(A block of data)
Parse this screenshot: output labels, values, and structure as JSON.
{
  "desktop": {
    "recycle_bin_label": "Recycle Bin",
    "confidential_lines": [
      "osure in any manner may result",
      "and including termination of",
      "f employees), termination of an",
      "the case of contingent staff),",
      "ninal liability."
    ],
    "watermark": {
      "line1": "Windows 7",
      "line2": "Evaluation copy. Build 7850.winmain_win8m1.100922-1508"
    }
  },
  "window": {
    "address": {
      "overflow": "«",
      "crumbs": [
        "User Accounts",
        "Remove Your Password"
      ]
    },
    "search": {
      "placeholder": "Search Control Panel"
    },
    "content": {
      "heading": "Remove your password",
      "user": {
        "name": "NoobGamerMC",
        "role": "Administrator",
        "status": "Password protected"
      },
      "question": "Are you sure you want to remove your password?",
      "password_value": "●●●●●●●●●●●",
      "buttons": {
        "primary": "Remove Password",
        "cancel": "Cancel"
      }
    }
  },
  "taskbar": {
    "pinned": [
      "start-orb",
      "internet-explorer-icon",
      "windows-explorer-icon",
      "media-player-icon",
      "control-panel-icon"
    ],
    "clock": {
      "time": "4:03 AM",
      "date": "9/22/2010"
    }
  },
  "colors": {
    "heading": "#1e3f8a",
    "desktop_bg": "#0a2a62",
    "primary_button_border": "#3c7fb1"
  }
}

Exercise: Repeat the listing in full, keeping every line exactly as it is.

Result for this task:
Parse this screenshot: output labels, values, and structure as JSON.
{
  "desktop": {
    "recycle_bin_label": "Recycle Bin",
    "confidential_lines": [
      "osure in any manner may result",
      "and including termination of",
      "f employees), termination of an",
      "the case of contingent staff),",
      "ninal liability."
    ],
    "watermark": {
      "line1": "Windows 7",
      "line2": "Evaluation copy. Build 7850.winmain_win8m1.100922-1508"
    }
  },
  "window": {
    "address": {
      "overflow": "«",
      "crumbs": [
        "User Accounts",
        "Remove Your Password"
      ]
    },
    "search": {
      "placeholder": "Search Control Panel"
    },
    "content": {
      "heading": "Remove your password",
      "user": {
        "name": "NoobGamerMC",
        "role": "Administrator",
        "status": "Password protected"
      },
      "question": "Are you sure you want to remove your password?",
      "password_value": "●●●●●●●●●●●",
      "buttons": {
        "primary": "Remove Password",
        "cancel": "Cancel"
      }
    }
  },
  "taskbar": {
    "pinned": [
      "start-orb",
      "internet-explorer-icon",
      "windows-explorer-icon",
      "media-player-icon",
      "control-panel-icon"
    ],
    "clock": {
      "time": "4:03 AM",
      "date": "9/22/2010"
    }
  },
  "colors": {
    "heading": "#1e3f8a",
    "desktop_bg": "#0a2a62",
    "primary_button_border": "#3c7fb1"
  }
}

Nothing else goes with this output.